WHAT THIS TASK INVOLVES: State the count of lines below in which the word "time" appears, and add nothing.

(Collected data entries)
....

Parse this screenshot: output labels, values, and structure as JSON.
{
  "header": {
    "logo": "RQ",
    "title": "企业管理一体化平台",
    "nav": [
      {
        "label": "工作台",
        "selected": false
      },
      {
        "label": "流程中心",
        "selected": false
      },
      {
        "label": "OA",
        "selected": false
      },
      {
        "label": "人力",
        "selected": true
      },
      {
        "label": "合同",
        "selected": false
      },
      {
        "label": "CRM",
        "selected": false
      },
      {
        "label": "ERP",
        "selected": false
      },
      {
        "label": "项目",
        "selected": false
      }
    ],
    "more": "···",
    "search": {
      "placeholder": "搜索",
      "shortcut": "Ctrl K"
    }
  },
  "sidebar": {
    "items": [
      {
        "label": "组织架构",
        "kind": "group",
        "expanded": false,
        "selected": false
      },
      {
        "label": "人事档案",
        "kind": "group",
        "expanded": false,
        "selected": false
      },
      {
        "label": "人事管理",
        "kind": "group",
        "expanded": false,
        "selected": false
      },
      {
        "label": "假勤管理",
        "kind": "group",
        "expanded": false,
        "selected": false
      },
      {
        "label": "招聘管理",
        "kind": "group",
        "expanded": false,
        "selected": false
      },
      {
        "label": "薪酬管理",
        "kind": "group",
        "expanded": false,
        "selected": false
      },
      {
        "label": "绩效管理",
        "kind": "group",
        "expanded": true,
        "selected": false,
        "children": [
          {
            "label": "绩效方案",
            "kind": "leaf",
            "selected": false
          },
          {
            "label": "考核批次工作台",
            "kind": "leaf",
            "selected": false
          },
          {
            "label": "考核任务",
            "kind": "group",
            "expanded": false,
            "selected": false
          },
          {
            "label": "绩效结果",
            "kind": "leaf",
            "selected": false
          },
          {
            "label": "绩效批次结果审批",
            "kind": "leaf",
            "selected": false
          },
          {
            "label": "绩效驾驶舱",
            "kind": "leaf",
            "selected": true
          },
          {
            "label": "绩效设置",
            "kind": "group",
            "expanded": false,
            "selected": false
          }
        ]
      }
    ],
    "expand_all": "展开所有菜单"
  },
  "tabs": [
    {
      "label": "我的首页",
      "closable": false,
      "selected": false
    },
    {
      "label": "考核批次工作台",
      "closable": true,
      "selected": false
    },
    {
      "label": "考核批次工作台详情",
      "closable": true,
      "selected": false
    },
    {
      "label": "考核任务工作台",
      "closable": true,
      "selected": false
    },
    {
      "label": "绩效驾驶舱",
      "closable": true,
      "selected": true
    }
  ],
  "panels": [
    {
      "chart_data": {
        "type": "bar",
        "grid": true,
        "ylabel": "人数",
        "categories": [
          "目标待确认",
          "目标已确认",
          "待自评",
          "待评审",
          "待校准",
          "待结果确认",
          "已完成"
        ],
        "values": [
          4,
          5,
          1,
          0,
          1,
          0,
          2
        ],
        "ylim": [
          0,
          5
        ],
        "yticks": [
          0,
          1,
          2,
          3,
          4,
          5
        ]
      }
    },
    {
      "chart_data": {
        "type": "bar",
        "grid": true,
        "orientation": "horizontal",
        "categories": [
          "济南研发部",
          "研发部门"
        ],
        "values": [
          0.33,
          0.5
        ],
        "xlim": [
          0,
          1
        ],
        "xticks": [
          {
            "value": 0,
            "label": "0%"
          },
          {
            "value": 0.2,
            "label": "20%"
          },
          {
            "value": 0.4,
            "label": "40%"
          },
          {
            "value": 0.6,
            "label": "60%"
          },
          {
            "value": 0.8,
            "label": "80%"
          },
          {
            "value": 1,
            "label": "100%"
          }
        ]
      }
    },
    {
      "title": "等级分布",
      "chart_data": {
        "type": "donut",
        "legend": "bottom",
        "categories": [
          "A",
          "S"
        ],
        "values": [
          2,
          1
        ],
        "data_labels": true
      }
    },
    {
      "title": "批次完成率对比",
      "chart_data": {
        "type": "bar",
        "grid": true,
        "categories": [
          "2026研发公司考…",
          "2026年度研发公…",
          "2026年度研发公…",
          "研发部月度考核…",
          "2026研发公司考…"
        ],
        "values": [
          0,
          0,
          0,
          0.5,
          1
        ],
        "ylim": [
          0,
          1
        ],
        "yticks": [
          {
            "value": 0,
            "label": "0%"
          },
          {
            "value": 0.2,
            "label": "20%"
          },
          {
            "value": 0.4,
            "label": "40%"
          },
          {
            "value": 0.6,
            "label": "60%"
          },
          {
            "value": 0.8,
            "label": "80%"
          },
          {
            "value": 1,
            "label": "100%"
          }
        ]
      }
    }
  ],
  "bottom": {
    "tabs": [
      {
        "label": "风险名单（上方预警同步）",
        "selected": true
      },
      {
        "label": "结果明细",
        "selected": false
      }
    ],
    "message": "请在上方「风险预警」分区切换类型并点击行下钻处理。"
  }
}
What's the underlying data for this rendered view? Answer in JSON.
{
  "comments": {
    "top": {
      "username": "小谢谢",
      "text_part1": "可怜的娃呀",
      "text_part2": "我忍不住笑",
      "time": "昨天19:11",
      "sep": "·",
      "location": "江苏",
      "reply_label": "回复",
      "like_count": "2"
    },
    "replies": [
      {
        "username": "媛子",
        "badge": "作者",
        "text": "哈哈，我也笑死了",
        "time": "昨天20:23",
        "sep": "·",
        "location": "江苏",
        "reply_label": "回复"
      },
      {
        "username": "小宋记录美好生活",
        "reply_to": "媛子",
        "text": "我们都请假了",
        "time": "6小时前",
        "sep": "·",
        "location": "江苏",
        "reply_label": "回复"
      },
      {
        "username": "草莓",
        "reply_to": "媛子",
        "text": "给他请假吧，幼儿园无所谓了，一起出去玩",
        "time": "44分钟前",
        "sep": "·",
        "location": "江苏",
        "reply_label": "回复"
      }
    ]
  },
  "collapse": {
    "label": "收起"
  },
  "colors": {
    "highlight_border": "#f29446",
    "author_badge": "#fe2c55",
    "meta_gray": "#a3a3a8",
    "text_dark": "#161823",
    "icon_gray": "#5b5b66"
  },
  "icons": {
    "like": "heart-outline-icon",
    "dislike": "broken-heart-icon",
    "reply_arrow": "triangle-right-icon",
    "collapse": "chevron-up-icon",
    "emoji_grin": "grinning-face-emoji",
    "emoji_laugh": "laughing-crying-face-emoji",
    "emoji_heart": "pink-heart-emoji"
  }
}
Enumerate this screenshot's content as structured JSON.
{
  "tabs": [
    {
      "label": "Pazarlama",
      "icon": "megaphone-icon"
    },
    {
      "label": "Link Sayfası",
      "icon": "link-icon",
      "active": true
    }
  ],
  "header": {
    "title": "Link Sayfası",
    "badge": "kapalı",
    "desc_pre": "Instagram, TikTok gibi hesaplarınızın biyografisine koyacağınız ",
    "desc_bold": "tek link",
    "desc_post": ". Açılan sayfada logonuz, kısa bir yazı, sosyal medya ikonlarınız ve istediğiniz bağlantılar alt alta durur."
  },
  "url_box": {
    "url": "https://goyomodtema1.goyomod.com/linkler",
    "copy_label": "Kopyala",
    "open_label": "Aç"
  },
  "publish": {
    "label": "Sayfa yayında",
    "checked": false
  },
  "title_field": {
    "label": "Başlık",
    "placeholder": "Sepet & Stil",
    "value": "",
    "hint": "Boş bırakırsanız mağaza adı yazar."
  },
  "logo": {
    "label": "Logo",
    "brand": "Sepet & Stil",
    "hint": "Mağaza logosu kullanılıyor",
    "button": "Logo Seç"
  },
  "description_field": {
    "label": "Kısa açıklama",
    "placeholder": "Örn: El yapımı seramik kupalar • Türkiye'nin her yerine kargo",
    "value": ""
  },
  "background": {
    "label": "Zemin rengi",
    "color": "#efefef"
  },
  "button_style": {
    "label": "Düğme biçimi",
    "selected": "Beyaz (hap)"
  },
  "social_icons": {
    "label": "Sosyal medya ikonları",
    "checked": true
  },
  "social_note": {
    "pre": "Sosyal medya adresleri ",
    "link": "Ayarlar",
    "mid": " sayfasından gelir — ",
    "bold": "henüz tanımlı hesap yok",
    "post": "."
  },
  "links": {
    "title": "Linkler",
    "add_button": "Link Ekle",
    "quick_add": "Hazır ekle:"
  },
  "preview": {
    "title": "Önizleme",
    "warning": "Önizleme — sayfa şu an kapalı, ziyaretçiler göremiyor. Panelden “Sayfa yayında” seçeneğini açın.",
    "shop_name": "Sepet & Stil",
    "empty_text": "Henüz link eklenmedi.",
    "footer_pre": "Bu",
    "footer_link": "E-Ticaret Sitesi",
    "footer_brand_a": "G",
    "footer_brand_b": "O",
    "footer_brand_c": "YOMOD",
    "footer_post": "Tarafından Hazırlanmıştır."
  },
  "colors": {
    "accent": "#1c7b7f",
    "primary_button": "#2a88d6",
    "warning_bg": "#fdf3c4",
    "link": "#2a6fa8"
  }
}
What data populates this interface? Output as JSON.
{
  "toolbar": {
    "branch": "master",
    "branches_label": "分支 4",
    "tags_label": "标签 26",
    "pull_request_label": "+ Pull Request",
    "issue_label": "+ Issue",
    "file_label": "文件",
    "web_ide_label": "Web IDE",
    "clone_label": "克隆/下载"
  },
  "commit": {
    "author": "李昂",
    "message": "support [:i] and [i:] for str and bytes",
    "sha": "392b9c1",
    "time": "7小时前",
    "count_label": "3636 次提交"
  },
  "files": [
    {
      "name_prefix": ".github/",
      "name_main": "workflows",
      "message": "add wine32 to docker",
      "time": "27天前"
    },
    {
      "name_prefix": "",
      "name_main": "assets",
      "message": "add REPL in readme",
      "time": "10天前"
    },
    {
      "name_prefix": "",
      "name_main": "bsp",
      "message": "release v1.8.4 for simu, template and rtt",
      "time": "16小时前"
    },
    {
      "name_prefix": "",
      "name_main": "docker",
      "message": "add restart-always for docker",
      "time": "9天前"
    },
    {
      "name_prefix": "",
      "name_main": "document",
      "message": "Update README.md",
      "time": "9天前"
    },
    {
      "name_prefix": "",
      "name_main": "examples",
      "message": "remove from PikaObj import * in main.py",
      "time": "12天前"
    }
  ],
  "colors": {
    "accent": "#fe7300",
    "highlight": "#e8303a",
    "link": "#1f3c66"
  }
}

....

EXERCISE RESPONSE: 11